◆ **Document passage**:
------------
Another way to assess how well countries have advanced in their human-rights policies is to look at the concluding observations compiled by relevant treaty bodies. It has been brought out in multiple venues that the UPR and the reporting system connected with those observations are intertwined with each other in the sense that the UPR has proved to have a positive effect on state reporting under the international human-rights treaties.  *35 In light of that synergy, this article attends specifically to the concluding observations by the Committee of Economic, Social and Cultural Rights (CESCR) by taking into consideration the periodic reports that states submit to the treaty body on their implementation of the rights outlined in the ICESCR.  *36 In addition to states’ reporting, the concluding observations take into account information received from other stakeholders: UN agencies, academic institutions, national human-rights organisations, etc.  *37 The treaty body will both specify the positive steps taken by the given country to safeguard the rights provided for by the treaty and identify areas that need further work and development by the government.  *38 Moreover, the concluding observations offer guidance by giving the states practical advice on how to proceed toward fuller implementation of the rights laid down in the relevant treaty.  *39

Analysing the UPR and concluding observations in parallel makes it possible to pinpoint the most significant worker-rights issues across the board, particularly with regard to the garment industry. Additionally, comparing the recommendations from the last two reporting periods aids in ascertaining whether the countries analysed have made progress in protection of human rights and in highlighting the main issues that persist. If the recommendations made by fellow member states or treaty bodies remain the same over the years, one may safely conclude that the government in question has not bettered the workers’ human-rights situation and conditions in the interim. Hence, the approach represented here offers a comprehensive understanding of the most significant human-rights challenges in the garment industry in each of the countries considered.
------------
◆ **Tasks to carry out**:
a. For each statement about the passage on human-rights reporting, answer yes or no and quote the exact words from the passage that decide it. (i) The concluding observations draw on information from sources other than the states' own reports. (ii) The article looks specifically at concluding observations by the Human Rights Committee. (iii) If recommendations stay the same over the years, the government can be taken to have improved workers' conditions.
b. Write the next part of the passage on human-rights reporting, picking up after its last sentence.
The layout records have nothing to do with this work.

◆ **Layout records**:
------------
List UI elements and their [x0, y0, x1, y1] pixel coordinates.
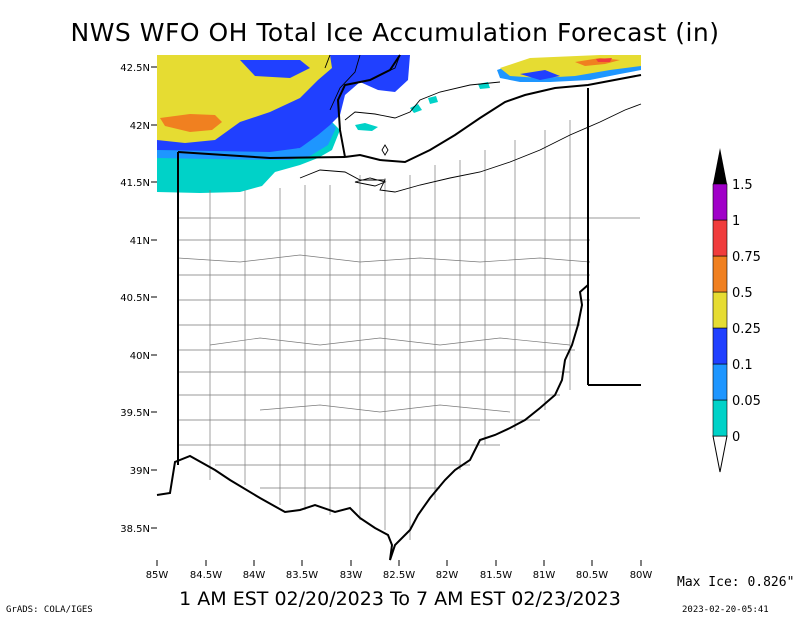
lon-label-83w: 83W: [340, 570, 363, 581]
legend-swatch-0-1: [712, 327, 728, 365]
legend-swatch-0: [712, 399, 728, 437]
ohio-michigan-border: [177, 151, 346, 160]
lon-label-81-5w: 81.5W: [480, 570, 512, 581]
ice-region-ne-yellow: [500, 55, 641, 78]
legend-label-0-05: 0.05: [732, 394, 761, 409]
lat-label-38-5n: 38.5N: [120, 524, 150, 535]
legend-label-1-5: 1.5: [732, 178, 753, 193]
legend-arrow-bottom: [712, 435, 728, 473]
legend-arrow-top: [713, 148, 727, 184]
lat-label-41n: 41N: [130, 236, 150, 247]
legend-swatch-0-75: [712, 219, 728, 257]
ice-shading: [157, 55, 641, 193]
lon-label-83-5w: 83.5W: [286, 570, 318, 581]
legend-label-0-25: 0.25: [732, 322, 761, 337]
ice-region-orange: [160, 114, 222, 132]
wv-pennsylvania-border: [587, 88, 641, 386]
ice-region-ne-blue: [520, 70, 560, 80]
ice-region-light-blue: [157, 118, 336, 160]
lat-label-42-5n: 42.5N: [120, 63, 150, 74]
color-legend: [712, 148, 728, 473]
lon-label-85w: 85W: [146, 570, 169, 581]
lon-label-84w: 84W: [243, 570, 266, 581]
lon-label-82-5w: 82.5W: [383, 570, 415, 581]
lat-label-39-5n: 39.5N: [120, 408, 150, 419]
forecast-period: 1 AM EST 02/20/2023 To 7 AM EST 02/23/20…: [179, 588, 621, 610]
state-borders: [156, 54, 642, 561]
legend-label-0-1: 0.1: [732, 358, 753, 373]
legend-swatch-0-25: [712, 291, 728, 329]
ice-region-ne-red: [596, 58, 612, 62]
ice-region-blue-inner: [240, 60, 310, 78]
legend-swatch-0-05: [712, 363, 728, 401]
lat-label-40n: 40N: [130, 351, 150, 362]
lon-label-80-5w: 80.5W: [576, 570, 608, 581]
county-borders: [177, 120, 640, 540]
lon-label-84-5w: 84.5W: [190, 570, 222, 581]
legend-label-0-75: 0.75: [732, 250, 761, 265]
legend-swatch-1: [712, 183, 728, 221]
lon-label-80w: 80W: [630, 570, 653, 581]
legend-label-1: 1: [732, 214, 740, 229]
lon-label-82w: 82W: [436, 570, 459, 581]
ohio-river-border: [156, 284, 589, 561]
axis-ticks: [151, 66, 642, 566]
lat-label-41-5n: 41.5N: [120, 178, 150, 189]
max-ice-label: Max Ice: 0.826": [677, 575, 795, 590]
legend-swatch-0-5: [712, 255, 728, 293]
legend-label-0: 0: [732, 430, 740, 445]
lon-labels: 85W 84.5W 84W 83.5W 83W 82.5W 82W 81.5W …: [146, 570, 653, 581]
lat-labels: 42.5N 42N 41.5N 41N 40.5N 40N 39.5N 39N …: [120, 63, 150, 535]
lon-label-81w: 81W: [533, 570, 556, 581]
lat-label-39n: 39N: [130, 466, 150, 477]
lake-erie-south-shore: [344, 74, 642, 164]
legend-label-0-5: 0.5: [732, 286, 753, 301]
legend-labels: 0 0.05 0.1 0.25 0.5 0.75 1 1.5: [732, 178, 761, 445]
lat-label-42n: 42N: [130, 121, 150, 132]
coastlines: [299, 54, 642, 193]
generated-timestamp: 2023-02-20-05:41: [682, 605, 769, 615]
ice-shore-specks: [355, 82, 490, 131]
grads-credit: GrADS: COLA/IGES: [6, 605, 93, 615]
map-title: NWS WFO OH Total Ice Accumulation Foreca…: [70, 18, 720, 47]
lat-label-40-5n: 40.5N: [120, 293, 150, 304]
------------
◆ **Replies**:
a.
(i) Yes: "the concluding observations take into account information received from other stakeholders: UN agencies, academic institutions, national human-rights organisations, etc."
(ii) No: "this article attends specifically to the concluding observations by the Committee of Economic, Social and Cultural Rights (CESCR)"
(iii) No: "If the recommendations made by fellow member states or treaty bodies remain the same over the years, one may safely conclude that the government in question has not bettered the workers’ human-rights situation and conditions in the interim."

b.
Let us begin by looking at Bangladesh. In the wake of the second UPR reporting cycle, it received nearly 200 recommendations.  *40 It was recommended that the country continue protecting and promoting human rights, particularly economic, social, and cultural ones. Some member states also stressed the need for Bangladesh to work to reduce the number of people living in poverty by improving human living standards.  *41 There were recommendations specifically angled toward garment workers. One of these was to enforce international labour standards by adopting national laws that strengthen occupational health and workplace safety.  *42 Other suggestions were to provide better legal and professional protection for those employed in the garment sector and to enable stronger protection for freedom of association.  *43 Also, a need to enhance labour inspections was highlighted.  *44

Reviewing the concluding observations of the CESCR, in turn, reveals topics similar to those that the UPR found to be of concern – poverty in Bangladesh  *45, the matter of minimum wages  *46, health and safety of the workers  *47, support for just and favourable work conditions  *48, and the collective right to unionise  *49. Additionally, the committee addressed the informal economy in Bangladesh, highlighting that nearly 90 per cent of the country’s labour force is engaged solely in the informal economy, meaning that social and labour protections rarely cover real-world workers. The CESCR recommended that Bangladesh ‘regularise’ the informal economy to improve the protection of those working within it.  *50 While the conclusions do not cite the garment industry as a context wherein the informal economy poses problems, this question is worth further analysis.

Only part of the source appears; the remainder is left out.